Objective: Within the material below, find each line bearing the word "JSON" and present it.

Chart and figure data:
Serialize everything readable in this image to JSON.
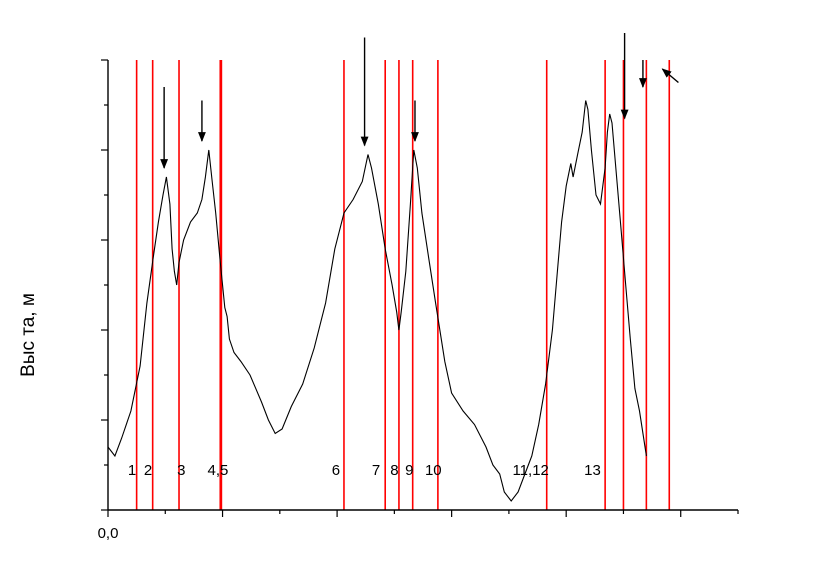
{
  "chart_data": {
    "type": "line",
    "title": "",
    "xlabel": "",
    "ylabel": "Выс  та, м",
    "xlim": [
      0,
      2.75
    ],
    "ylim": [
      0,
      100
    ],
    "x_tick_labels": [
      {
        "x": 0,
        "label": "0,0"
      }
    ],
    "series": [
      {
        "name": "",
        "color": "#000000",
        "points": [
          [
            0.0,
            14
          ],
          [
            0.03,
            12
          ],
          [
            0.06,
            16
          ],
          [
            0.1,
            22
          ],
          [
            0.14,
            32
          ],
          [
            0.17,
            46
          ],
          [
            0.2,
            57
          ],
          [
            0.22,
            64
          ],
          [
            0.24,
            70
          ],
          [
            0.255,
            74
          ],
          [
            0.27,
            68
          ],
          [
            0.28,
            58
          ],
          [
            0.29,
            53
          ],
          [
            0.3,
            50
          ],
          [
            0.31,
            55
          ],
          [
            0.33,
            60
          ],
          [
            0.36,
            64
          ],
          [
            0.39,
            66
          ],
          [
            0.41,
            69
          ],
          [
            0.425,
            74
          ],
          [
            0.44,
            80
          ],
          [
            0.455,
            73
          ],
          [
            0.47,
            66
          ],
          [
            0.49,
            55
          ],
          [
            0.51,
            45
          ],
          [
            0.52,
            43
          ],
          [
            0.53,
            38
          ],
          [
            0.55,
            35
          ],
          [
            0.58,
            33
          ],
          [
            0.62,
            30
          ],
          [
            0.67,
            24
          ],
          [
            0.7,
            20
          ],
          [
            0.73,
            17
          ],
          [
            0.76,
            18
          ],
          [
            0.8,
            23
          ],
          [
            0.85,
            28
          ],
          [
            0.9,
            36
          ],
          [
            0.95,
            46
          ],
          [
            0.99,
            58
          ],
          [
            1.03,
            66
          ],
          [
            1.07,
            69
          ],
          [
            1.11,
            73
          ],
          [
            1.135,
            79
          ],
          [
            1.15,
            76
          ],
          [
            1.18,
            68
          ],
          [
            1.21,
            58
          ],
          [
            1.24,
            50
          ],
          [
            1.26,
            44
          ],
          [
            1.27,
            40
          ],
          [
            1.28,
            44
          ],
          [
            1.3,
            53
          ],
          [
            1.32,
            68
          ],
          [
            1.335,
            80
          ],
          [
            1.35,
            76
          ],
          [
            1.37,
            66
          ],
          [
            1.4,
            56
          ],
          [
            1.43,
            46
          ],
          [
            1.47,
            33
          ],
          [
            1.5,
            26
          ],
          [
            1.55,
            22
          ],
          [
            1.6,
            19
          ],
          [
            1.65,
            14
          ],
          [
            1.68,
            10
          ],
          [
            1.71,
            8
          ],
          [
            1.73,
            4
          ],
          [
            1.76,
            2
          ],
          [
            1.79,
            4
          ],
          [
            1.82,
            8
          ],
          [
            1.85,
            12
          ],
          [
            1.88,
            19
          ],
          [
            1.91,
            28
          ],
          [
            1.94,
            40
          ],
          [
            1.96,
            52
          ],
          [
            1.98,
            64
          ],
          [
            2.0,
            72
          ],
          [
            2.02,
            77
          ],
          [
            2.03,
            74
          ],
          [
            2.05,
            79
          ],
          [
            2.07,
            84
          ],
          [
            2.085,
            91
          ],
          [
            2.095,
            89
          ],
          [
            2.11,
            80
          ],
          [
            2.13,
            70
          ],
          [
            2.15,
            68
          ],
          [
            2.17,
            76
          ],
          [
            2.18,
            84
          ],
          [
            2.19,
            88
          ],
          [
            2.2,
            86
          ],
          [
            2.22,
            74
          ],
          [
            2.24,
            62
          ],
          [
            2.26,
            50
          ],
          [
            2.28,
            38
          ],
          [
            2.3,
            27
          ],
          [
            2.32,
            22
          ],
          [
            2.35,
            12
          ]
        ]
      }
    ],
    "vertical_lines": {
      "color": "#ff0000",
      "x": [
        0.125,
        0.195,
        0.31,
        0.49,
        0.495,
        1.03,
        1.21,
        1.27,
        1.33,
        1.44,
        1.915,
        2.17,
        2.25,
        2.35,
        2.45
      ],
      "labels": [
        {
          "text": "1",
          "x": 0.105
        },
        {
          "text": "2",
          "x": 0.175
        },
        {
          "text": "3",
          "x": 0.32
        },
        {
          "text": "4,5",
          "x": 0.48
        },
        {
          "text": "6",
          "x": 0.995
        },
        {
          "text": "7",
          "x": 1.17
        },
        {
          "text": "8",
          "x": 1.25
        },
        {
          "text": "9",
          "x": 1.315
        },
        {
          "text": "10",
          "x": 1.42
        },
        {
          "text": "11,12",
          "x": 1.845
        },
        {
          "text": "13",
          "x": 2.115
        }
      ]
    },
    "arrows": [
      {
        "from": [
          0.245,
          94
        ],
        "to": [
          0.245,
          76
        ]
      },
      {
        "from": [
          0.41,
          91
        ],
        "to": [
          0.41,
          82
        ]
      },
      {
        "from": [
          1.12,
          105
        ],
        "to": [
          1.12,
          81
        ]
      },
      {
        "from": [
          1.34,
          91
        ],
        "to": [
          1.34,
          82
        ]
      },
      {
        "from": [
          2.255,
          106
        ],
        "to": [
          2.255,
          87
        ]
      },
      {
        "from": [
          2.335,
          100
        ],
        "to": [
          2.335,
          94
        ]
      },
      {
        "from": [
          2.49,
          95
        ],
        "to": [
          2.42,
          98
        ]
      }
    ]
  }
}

--

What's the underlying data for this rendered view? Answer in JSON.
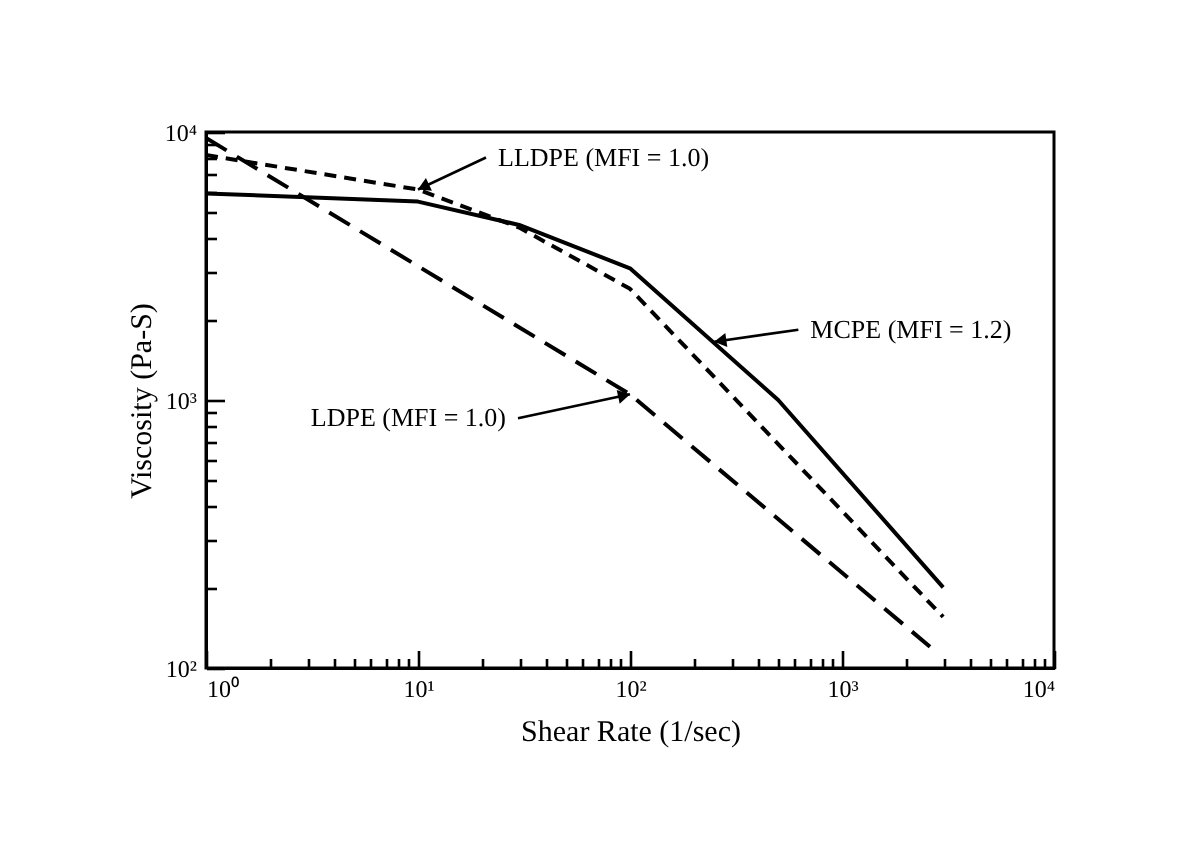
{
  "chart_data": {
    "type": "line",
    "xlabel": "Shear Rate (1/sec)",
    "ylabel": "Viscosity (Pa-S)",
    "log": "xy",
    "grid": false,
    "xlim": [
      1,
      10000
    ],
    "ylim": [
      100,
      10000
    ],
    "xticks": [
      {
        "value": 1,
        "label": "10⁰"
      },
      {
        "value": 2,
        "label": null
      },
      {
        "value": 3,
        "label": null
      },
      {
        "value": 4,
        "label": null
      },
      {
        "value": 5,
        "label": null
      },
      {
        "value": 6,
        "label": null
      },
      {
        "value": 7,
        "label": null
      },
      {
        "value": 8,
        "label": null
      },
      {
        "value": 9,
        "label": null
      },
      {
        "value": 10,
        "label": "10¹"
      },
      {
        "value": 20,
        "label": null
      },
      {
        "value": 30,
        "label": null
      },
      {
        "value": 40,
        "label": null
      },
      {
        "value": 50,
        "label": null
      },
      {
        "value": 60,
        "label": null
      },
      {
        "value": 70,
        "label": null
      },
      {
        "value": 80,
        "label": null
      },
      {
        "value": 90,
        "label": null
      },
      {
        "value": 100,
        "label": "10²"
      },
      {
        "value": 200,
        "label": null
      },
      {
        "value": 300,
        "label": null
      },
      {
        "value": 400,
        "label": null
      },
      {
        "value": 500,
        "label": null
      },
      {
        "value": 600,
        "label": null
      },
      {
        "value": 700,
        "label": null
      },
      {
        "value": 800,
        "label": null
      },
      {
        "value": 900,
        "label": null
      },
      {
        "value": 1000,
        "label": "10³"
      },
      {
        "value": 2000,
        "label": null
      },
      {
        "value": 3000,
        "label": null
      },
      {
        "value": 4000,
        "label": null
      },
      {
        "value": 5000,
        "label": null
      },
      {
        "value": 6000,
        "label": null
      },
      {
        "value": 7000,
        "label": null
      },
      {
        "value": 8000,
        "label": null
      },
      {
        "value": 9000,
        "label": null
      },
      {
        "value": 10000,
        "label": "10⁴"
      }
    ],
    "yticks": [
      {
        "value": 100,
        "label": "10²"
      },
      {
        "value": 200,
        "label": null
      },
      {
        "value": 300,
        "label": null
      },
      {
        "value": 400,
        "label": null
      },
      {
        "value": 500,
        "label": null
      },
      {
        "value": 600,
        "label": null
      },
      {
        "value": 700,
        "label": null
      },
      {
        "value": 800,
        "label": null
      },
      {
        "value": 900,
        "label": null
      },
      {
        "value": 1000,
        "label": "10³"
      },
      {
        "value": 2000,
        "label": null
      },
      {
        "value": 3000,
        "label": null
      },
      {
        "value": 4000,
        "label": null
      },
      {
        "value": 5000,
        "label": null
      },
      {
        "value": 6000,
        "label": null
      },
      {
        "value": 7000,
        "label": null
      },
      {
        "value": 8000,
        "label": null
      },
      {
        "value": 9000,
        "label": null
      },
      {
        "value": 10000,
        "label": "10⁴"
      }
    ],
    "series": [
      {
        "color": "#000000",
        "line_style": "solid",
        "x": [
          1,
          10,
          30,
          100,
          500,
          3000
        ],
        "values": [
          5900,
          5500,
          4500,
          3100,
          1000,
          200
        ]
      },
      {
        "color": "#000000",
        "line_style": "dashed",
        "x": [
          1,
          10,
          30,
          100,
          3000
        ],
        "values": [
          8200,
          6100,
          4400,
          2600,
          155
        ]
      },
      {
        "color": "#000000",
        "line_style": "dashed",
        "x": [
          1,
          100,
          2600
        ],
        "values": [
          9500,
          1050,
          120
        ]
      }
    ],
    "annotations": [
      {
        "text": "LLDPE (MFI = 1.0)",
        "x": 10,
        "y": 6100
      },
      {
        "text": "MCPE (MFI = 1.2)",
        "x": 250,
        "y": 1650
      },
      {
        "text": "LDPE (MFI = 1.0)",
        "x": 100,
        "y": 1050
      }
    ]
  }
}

Written answer:
Serialize everything readable in this image to JSON.
What's the underlying data for this rendered view? Answer in JSON.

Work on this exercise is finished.